--- Directions for this task ---
Please reproduce the records, omitting nothing and changing nothing.

====

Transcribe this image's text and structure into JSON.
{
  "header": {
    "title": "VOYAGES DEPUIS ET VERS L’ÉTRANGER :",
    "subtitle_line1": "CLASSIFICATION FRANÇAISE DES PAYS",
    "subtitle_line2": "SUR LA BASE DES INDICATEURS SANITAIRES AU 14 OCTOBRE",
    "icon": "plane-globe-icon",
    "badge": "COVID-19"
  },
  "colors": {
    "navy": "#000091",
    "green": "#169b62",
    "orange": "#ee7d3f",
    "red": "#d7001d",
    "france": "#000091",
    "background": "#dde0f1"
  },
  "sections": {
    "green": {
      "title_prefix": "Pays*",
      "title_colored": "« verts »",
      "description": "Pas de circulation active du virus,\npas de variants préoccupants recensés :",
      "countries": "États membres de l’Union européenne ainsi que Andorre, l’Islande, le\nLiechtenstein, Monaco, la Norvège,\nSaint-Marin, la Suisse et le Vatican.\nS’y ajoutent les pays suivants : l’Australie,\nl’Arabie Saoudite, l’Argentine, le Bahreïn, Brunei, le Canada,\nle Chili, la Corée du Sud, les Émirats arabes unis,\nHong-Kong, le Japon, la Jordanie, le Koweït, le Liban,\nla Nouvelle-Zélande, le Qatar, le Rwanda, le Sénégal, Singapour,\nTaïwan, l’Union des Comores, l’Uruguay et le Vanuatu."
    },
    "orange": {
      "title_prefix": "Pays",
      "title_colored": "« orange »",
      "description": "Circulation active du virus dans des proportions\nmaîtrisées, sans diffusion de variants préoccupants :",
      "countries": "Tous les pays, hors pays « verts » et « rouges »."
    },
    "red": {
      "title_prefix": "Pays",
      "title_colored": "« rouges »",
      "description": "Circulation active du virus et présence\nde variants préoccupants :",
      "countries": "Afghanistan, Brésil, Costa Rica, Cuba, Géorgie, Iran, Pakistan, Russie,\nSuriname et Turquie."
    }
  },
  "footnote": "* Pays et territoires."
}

====

--- Exercise output ---
Transcribe this image's text and structure into JSON.
{
  "header": {
    "title": "VOYAGES DEPUIS ET VERS L’ÉTRANGER :",
    "subtitle_line1": "CLASSIFICATION FRANÇAISE DES PAYS",
    "subtitle_line2": "SUR LA BASE DES INDICATEURS SANITAIRES AU 14 OCTOBRE",
    "icon": "plane-globe-icon",
    "badge": "COVID-19"
  },
  "colors": {
    "navy": "#000091",
    "green": "#169b62",
    "orange": "#ee7d3f",
    "red": "#d7001d",
    "france": "#000091",
    "background": "#dde0f1"
  },
  "sections": {
    "green": {
      "title_prefix": "Pays*",
      "title_colored": "« verts »",
      "description": "Pas de circulation active du virus,\npas de variants préoccupants recensés :",
      "countries": "États membres de l’Union européenne ainsi que Andorre, l’Islande, le\nLiechtenstein, Monaco, la Norvège,\nSaint-Marin, la Suisse et le Vatican.\nS’y ajoutent les pays suivants : l’Australie,\nl’Arabie Saoudite, l’Argentine, le Bahreïn, Brunei, le Canada,\nle Chili, la Corée du Sud, les Émirats arabes unis,\nHong-Kong, le Japon, la Jordanie, le Koweït, le Liban,\nla Nouvelle-Zélande, le Qatar, le Rwanda, le Sénégal, Singapour,\nTaïwan, l’Union des Comores, l’Uruguay et le Vanuatu."
    },
    "orange": {
      "title_prefix": "Pays",
      "title_colored": "« orange »",
      "description": "Circulation active du virus dans des proportions\nmaîtrisées, sans diffusion de variants préoccupants :",
      "countries": "Tous les pays, hors pays « verts » et « rouges »."
    },
    "red": {
      "title_prefix": "Pays",
      "title_colored": "« rouges »",
      "description": "Circulation active du virus et présence\nde variants préoccupants :",
      "countries": "Afghanistan, Brésil, Costa Rica, Cuba, Géorgie, Iran, Pakistan, Russie,\nSuriname et Turquie."
    }
  },
  "footnote": "* Pays et territoires."
}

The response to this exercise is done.